▶ 読む文章

▬▬▬

シャシーはフロントが4リンク式でリヤはマルチリンク。前述したエア・ボディコントロール・サスペンションを持つ250やダンパー内のオイル流量を変化させて減衰をコントロールするアジリティコントロールサスペンションを装備する220dなど、モデルによってサスペンションが異なっている。

インテリア全体は高級な印象があり、高級車を手にした満足感が得られる
インテリア全体は高級な印象があり、高級車を手にした満足感が得られる

そして、クルマのキャラクターを変えるとでも表現できるダイナミックセレクトも標準装備され、エンジン、トランスミッション、ステアリングの制御を変更することが可能で5つのモードが選択できる。エコ、コンフォート、スポーツ、スポーツ+、インディビデュアルだ。

安全装備ではカメラとレーダーによるレーダーセーフティパッケージが標準装備され、先行車両、横断車両、後方車両、対向車、歩行者を検知し、アクセル、ブレーキ、ステアリングを自動アシストする。また、LEDインテリジェントライトアシストも全車標準装備となっていることも嬉しい材料だ。さらに、縦列駐車、車庫入れをアシストするアクティブパーキングアシストも標準装備で、満足度の高い装備と言える。

■AMGモデル

3.0LのV6ガソリンツインターボエンジンは、アルミブロック、アルミヘッドのエンジンに200barのピエゾインジェクターによるスプレーガイド式燃料噴射をするエンジンで、367ps/520Nmの出力を発揮する。0-100km/hは4.9秒という俊足だ。

▬▬▬

▶ 表示レコード
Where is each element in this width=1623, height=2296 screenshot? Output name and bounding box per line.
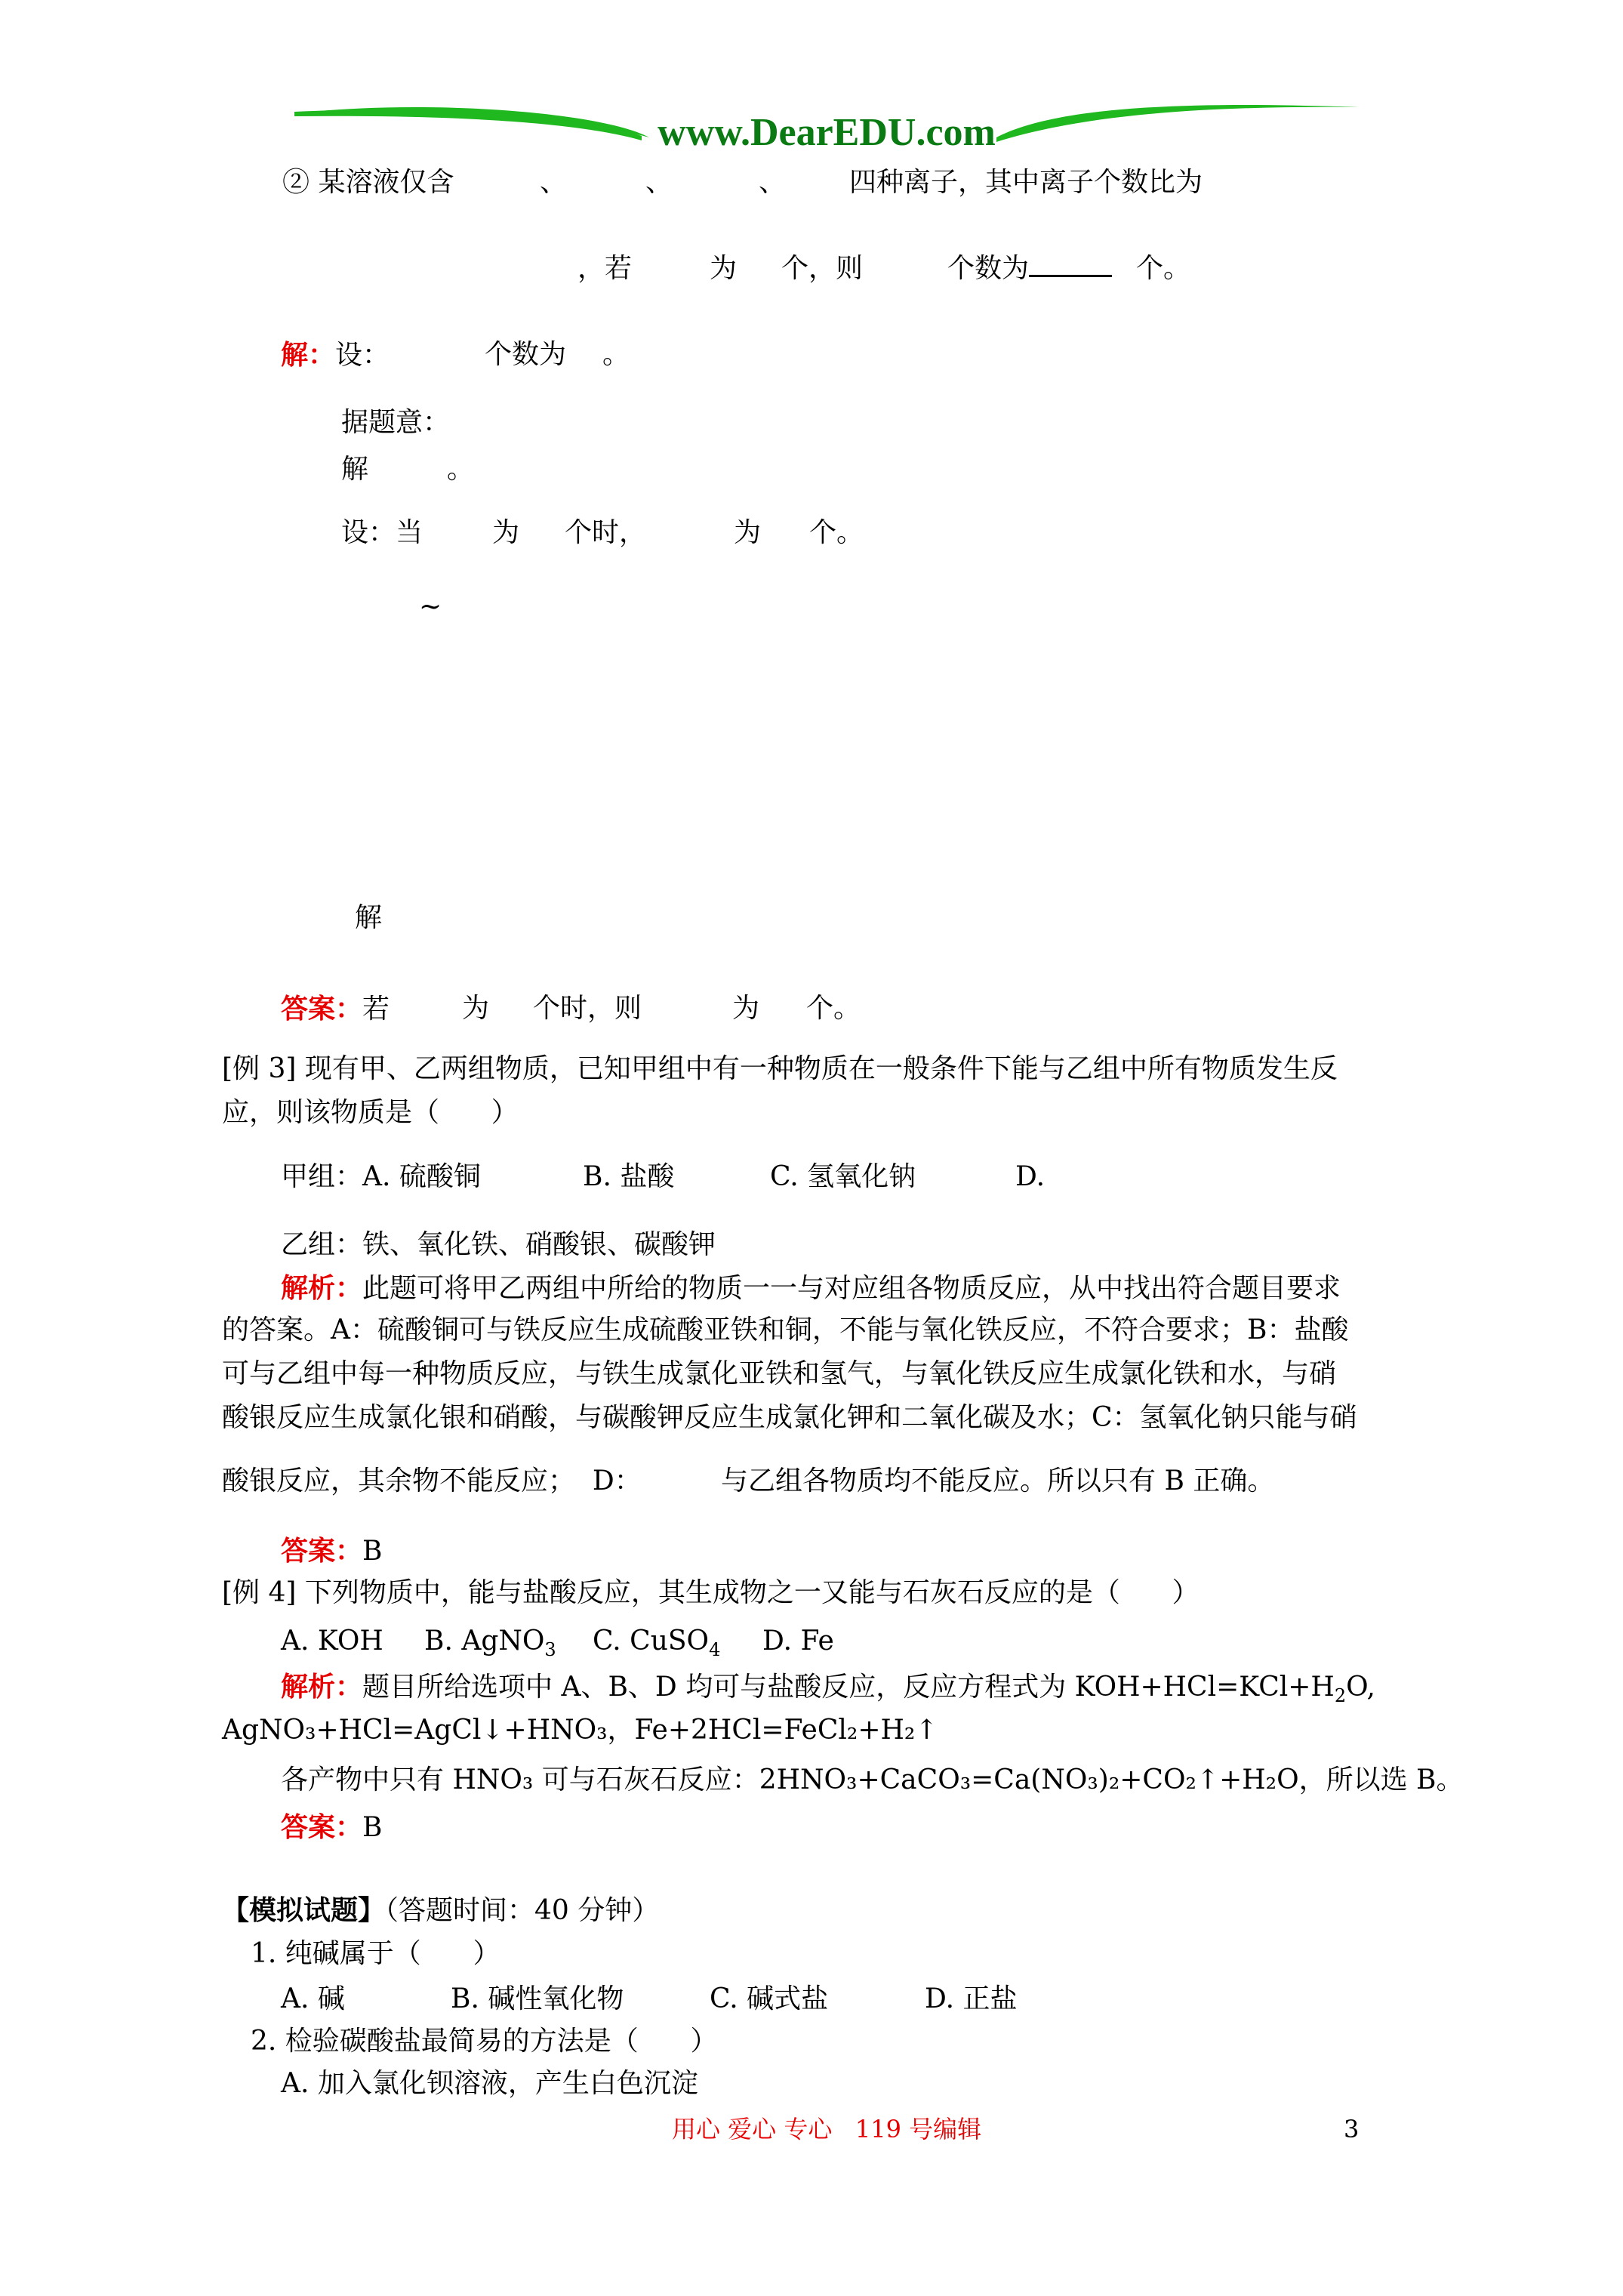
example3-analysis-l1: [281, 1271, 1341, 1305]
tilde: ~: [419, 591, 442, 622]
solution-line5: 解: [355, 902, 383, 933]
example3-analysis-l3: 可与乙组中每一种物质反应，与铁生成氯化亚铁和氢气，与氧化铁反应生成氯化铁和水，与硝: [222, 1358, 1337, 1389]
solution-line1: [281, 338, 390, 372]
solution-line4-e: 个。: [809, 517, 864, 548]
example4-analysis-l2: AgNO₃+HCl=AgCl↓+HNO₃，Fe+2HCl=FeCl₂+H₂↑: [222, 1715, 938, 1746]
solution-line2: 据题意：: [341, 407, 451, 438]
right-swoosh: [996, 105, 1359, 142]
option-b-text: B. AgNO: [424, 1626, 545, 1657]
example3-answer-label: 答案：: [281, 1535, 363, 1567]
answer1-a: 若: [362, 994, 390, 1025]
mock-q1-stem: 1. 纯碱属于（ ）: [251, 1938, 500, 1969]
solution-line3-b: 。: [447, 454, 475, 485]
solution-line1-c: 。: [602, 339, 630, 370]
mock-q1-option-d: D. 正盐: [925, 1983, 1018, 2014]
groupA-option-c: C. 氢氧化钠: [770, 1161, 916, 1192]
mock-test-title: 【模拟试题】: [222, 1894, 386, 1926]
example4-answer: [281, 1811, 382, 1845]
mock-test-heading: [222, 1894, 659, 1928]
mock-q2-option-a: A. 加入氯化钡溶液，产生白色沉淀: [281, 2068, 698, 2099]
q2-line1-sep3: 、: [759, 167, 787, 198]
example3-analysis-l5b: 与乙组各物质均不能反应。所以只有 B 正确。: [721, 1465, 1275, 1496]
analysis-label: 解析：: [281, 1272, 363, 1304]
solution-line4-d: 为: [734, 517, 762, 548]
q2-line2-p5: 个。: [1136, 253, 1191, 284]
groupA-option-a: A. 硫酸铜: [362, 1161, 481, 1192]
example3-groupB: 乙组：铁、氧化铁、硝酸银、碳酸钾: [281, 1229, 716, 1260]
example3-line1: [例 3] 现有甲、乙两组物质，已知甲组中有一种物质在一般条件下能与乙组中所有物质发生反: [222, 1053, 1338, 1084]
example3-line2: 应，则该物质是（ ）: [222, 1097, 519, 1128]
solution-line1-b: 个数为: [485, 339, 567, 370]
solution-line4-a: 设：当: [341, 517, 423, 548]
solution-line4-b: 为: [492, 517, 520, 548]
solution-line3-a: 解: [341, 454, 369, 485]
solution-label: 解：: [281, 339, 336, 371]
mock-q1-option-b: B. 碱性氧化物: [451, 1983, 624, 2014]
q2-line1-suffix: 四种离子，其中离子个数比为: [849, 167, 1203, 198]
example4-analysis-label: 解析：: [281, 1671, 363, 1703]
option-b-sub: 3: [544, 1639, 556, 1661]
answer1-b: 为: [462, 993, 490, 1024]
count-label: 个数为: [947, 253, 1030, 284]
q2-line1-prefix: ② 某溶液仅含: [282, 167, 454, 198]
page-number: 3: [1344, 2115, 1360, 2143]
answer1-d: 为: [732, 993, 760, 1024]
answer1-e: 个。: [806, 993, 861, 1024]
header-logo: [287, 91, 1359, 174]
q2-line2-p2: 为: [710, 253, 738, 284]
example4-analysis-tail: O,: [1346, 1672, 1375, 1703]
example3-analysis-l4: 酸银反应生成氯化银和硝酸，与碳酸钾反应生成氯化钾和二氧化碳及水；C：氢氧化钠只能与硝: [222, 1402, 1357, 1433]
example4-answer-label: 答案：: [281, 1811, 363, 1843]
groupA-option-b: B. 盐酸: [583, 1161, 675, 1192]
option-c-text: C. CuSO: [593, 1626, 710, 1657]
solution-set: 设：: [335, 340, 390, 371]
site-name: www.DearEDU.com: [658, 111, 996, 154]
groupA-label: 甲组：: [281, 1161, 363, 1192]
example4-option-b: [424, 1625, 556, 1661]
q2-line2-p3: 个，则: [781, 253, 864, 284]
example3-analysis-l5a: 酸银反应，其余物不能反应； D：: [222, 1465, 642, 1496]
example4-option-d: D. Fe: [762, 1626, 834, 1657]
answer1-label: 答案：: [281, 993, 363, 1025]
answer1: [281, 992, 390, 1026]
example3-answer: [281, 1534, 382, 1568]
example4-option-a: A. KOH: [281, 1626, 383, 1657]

▬▬▬

車の解説文の「そして、クルマのキャラクター」から「-100km/hは4.9秒という俊足だ。」までをその語句も含めて、「ダイナミックセレクト」を「ドライブモードセレクト」に置き換えて書き直してください。

▶ 課題への解答
そして、クルマのキャラクターを変えるとでも表現できるドライブモードセレクトも標準装備され、エンジン、トランスミッション、ステアリングの制御を変更することが可能で5つのモードが選択できる。エコ、コンフォート、スポーツ、スポーツ+、インディビデュアルだ。

安全装備ではカメラとレーダーによるレーダーセーフティパッケージが標準装備され、先行車両、横断車両、後方車両、対向車、歩行者を検知し、アクセル、ブレーキ、ステアリングを自動アシストする。また、LEDインテリジェントライトアシストも全車標準装備となっていることも嬉しい材料だ。さらに、縦列駐車、車庫入れをアシストするアクティブパーキングアシストも標準装備で、満足度の高い装備と言える。

■AMGモデル

3.0LのV6ガソリンツインターボエンジンは、アルミブロック、アルミヘッドのエンジンに200barのピエゾインジェクターによるスプレーガイド式燃料噴射をするエンジンで、367ps/520Nmの出力を発揮する。0-100km/hは4.9秒という俊足だ。